* Polecenie a *
Zbierz z rekordów wszystkie wiersze, w których występuje ciąg „value”. Wielkość liter ma znaczenie.

* Strona *
________________________

Marszałek Sławomir Sosnowski zapewnia, że łatwiej byłoby mu pomóc Radzyniowi, gdyby obecny burmistrz siedział w ławach poselskich, i tam sobie mówił co mówi. Poseł Janusz Szewczak ze stoickim spokojem zapewnia, że nie jest przekonany, że marszałka z PSL nie będzie, a pałac pozostanie. Burmistrz odczytuje stanowisko, w którym informuje o swoich procesowych planach względem marszałka Lubelszczyzny, a senator Grzegorz Bierecki pyta, czy kandydaci na burmistrzów chcą sprzedać pałac? Wszystko to można było usłyszeć w przeciągu kilku dni ostatniego tygodnia w Radzyniu właśnie, gdzie na linii pałacu Potockich zatrzymał się front walk PiS – PSL.

________________________

* Wpisy danych *

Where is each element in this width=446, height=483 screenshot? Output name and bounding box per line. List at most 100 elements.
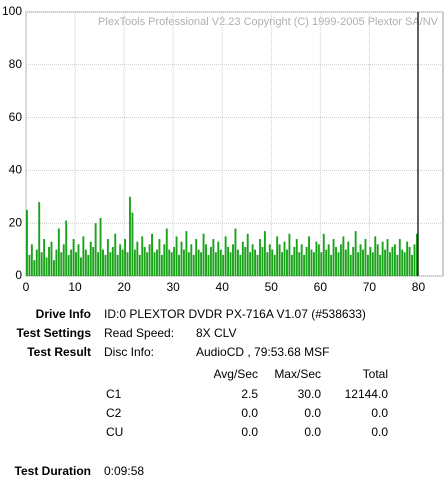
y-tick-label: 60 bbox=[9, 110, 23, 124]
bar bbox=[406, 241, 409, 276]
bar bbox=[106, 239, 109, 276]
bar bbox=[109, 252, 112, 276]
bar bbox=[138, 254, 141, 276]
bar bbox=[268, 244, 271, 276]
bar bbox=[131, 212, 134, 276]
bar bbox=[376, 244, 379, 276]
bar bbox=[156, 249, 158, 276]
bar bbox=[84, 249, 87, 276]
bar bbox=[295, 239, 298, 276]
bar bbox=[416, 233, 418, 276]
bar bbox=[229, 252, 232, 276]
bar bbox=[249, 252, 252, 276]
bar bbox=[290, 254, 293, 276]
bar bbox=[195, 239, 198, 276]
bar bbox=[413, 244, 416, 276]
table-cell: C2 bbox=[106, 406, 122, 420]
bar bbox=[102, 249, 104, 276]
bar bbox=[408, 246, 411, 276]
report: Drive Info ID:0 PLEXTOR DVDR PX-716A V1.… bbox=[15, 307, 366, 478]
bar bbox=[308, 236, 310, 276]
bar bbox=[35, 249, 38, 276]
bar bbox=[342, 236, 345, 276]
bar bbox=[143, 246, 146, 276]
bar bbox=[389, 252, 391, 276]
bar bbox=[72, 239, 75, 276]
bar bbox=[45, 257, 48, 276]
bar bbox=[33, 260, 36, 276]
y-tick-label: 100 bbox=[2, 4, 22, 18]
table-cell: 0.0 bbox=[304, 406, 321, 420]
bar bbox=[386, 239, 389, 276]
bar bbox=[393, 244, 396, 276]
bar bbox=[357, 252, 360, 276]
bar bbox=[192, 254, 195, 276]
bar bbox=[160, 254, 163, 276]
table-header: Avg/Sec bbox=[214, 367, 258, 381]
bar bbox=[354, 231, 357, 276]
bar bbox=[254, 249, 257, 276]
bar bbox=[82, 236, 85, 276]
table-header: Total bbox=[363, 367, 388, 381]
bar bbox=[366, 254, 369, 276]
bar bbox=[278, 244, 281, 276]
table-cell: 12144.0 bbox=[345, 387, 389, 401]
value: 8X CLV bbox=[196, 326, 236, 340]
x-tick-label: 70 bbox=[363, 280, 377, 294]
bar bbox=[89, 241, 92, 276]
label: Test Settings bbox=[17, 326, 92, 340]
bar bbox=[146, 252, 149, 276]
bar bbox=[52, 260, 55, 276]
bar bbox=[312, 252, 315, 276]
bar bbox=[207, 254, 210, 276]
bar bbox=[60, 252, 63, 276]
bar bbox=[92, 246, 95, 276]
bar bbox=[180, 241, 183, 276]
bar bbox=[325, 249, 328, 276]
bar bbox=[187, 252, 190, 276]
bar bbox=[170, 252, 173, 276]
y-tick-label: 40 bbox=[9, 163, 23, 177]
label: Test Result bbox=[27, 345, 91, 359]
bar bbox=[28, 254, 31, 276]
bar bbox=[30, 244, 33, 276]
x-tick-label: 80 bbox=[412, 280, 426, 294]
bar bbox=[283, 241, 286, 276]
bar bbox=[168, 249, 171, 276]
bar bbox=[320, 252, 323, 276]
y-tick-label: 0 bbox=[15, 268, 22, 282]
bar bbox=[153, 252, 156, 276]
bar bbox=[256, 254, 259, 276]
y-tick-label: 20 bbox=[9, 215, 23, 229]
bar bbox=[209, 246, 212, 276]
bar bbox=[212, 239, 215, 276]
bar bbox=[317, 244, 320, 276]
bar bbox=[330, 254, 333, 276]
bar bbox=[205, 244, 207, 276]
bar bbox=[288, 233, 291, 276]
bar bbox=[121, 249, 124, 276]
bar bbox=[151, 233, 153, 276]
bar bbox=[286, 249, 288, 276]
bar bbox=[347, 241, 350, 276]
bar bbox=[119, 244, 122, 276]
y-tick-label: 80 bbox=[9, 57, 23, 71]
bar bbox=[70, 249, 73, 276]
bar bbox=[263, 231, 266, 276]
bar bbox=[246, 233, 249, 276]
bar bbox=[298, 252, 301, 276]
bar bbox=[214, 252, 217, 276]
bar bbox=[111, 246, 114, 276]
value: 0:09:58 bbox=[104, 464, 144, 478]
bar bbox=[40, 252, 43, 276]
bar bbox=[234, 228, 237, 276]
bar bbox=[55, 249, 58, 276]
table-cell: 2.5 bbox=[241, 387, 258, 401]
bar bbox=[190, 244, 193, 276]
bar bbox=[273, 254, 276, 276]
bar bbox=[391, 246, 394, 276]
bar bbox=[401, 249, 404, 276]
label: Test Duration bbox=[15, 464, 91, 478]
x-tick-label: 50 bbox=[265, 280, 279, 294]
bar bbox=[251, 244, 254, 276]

________________________

* Polecenie b *
Odpowiedz na podstawie tekstu o pałacu Potockich w Radzyniu:
(i) Jaką funkcję pełni Janusz Szewczak?
(ii) O co pyta senator Grzegorz Bierecki?
(iii) Na linii którego pałacu zatrzymał się front walk PiS – PSL?

* Rozwiązanie a *
value: 8X CLV bbox=[196, 326, 236, 340]
value: 0:09:58 bbox=[104, 464, 144, 478]

* Rozwiązanie b *
(i) Janusz Szewczak jest posłem.
(ii) Senator Grzegorz Bierecki pyta, czy kandydaci na burmistrzów chcą sprzedać pałac.
(iii) Front walk PiS – PSL zatrzymał się na linii pałacu Potockich.